YOUR TASK:
Every line that holds "POSITIVE" should be shown.

** start of INPUT **

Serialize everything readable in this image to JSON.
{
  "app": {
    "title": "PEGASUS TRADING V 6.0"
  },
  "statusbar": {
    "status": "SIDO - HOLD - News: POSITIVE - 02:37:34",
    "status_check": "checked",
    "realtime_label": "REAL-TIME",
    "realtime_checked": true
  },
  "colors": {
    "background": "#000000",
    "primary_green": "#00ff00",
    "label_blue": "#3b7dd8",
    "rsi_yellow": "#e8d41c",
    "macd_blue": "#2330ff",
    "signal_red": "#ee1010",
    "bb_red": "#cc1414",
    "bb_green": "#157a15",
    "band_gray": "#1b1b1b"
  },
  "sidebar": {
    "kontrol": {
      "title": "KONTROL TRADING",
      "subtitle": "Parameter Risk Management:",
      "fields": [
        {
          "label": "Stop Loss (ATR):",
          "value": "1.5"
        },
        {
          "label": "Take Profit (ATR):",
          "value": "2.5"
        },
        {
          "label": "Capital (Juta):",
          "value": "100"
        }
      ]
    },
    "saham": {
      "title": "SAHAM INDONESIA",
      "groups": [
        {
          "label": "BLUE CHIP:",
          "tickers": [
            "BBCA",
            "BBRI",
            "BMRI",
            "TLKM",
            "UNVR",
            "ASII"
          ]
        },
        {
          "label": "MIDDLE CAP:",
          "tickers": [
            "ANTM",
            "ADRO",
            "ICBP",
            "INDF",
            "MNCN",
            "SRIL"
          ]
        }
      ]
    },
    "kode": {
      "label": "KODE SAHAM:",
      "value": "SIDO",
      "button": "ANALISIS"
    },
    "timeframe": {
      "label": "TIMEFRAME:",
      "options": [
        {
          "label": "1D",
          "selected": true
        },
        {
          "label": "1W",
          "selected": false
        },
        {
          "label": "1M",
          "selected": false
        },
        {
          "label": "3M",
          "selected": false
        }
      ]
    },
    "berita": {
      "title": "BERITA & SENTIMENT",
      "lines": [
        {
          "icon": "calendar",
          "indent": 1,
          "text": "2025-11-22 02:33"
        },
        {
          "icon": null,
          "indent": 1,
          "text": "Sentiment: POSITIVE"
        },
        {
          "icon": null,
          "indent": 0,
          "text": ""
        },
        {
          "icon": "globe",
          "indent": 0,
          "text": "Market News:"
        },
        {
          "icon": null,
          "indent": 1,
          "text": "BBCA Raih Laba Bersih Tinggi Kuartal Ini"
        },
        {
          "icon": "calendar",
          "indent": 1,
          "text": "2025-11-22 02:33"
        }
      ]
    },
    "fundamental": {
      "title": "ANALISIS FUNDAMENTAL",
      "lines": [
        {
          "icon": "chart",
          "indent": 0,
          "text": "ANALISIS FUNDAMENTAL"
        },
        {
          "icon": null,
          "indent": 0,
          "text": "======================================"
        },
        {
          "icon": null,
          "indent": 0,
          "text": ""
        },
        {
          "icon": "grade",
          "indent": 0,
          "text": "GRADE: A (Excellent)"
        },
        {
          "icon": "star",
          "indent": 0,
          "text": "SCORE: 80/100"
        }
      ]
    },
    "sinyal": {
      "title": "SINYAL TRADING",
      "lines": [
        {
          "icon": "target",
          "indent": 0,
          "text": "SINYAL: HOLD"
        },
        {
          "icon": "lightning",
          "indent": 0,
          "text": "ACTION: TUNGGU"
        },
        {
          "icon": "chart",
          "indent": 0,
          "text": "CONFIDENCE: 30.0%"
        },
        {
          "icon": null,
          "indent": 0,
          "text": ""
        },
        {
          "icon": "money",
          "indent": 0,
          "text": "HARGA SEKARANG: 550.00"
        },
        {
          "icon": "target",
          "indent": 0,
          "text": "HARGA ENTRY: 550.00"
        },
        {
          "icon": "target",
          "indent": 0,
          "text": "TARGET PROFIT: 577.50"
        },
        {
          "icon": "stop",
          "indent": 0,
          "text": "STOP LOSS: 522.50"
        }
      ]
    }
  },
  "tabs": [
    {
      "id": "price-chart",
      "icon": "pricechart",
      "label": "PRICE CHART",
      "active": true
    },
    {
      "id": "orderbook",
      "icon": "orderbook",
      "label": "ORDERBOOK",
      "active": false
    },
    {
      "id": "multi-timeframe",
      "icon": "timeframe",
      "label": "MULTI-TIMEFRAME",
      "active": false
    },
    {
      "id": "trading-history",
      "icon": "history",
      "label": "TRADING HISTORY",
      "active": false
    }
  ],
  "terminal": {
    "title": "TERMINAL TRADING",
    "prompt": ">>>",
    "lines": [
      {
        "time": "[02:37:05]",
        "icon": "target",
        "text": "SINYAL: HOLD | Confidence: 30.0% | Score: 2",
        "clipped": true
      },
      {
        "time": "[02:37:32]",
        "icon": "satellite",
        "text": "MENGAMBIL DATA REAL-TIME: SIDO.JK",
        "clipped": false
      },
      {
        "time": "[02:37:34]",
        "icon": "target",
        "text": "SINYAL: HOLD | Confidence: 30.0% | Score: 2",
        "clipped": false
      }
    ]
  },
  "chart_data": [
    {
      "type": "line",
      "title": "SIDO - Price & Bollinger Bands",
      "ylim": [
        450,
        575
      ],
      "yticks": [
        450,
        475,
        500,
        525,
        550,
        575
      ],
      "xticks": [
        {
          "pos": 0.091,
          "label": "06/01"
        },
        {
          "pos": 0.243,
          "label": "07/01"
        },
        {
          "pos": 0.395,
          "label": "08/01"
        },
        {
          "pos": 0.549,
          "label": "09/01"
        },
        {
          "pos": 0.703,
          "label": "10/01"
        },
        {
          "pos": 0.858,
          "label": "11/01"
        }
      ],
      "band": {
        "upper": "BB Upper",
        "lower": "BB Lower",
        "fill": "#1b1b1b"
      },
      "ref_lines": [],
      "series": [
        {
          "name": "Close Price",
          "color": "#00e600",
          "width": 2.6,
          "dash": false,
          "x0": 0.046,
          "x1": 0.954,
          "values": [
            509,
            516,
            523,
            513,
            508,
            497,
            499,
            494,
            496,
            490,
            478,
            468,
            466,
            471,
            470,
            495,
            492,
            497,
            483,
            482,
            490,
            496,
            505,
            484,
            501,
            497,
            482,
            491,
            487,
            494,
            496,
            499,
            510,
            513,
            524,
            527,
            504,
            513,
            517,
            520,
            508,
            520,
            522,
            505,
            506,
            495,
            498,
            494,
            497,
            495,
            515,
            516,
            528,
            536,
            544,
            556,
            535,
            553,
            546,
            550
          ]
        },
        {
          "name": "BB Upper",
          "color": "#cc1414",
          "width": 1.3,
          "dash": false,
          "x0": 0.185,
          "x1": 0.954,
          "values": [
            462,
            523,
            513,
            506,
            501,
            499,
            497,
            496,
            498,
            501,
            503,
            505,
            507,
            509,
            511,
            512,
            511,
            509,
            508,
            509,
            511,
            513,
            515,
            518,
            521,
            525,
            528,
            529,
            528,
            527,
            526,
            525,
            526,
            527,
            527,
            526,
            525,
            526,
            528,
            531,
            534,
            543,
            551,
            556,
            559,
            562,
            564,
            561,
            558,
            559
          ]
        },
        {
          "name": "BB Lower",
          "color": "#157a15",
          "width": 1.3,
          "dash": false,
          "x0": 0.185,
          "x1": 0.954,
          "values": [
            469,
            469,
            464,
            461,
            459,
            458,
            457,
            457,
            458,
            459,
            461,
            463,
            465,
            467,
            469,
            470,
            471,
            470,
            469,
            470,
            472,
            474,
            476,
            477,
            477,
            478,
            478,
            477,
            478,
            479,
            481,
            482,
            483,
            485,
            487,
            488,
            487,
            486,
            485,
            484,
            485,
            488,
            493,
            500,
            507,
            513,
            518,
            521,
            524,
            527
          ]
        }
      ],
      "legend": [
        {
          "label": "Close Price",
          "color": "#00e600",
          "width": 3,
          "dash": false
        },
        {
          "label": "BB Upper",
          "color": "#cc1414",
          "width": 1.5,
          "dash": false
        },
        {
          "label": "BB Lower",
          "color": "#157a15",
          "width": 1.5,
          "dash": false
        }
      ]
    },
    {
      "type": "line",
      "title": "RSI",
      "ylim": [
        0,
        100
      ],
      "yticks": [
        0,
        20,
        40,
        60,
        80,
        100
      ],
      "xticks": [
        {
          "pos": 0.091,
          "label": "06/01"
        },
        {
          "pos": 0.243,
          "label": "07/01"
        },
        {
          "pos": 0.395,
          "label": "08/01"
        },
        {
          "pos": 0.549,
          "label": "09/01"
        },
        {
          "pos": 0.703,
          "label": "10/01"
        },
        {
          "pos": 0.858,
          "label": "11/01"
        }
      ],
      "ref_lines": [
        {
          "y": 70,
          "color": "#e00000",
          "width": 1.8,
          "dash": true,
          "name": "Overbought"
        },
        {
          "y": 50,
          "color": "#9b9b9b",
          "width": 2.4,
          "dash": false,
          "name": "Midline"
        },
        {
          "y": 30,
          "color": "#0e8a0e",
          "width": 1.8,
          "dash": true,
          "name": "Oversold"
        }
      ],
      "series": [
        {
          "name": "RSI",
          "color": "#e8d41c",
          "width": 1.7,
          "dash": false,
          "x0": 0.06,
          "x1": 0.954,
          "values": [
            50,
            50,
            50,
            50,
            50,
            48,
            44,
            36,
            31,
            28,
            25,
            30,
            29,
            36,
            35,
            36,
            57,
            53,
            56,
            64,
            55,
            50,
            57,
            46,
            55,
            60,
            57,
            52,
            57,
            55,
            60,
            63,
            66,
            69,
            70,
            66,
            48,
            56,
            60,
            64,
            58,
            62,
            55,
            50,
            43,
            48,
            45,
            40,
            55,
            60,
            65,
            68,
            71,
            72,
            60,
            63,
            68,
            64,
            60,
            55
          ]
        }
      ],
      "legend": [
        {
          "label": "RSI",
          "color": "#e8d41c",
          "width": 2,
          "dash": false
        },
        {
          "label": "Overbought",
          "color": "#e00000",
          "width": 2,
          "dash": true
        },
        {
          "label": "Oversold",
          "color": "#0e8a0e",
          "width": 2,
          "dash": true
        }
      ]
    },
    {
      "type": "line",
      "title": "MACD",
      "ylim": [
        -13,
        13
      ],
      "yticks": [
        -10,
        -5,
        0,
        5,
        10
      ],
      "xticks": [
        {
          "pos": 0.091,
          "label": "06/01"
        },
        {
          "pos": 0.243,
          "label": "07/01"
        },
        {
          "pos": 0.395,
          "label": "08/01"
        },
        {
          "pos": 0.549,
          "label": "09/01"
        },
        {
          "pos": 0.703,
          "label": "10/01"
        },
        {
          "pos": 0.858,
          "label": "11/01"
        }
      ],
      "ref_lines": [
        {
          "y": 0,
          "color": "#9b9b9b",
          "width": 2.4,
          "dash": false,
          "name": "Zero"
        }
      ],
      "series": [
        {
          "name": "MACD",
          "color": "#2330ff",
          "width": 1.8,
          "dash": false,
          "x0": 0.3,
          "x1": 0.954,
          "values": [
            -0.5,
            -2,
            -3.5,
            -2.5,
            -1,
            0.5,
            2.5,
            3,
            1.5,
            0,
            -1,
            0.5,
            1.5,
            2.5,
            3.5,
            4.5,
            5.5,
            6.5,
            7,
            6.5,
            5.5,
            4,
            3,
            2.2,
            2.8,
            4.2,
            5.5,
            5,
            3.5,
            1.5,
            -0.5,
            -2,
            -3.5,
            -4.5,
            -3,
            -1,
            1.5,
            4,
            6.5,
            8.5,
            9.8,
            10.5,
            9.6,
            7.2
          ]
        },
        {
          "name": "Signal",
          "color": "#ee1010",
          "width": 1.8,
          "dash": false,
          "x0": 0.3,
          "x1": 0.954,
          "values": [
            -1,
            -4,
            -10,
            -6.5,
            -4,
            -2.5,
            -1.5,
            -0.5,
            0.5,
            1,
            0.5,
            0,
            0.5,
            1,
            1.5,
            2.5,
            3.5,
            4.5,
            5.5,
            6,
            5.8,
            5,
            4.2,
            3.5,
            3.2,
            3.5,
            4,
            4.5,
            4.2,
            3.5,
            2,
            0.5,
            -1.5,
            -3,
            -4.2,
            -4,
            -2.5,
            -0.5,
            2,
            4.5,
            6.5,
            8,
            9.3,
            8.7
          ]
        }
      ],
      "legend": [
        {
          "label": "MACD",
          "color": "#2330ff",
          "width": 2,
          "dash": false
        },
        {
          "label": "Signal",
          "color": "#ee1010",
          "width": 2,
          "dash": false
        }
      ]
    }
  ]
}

** end of INPUT **

COMPLETED EXERCISE:
    "status": "SIDO - HOLD - News: POSITIVE - 02:37:34",
          "text": "Sentiment: POSITIVE"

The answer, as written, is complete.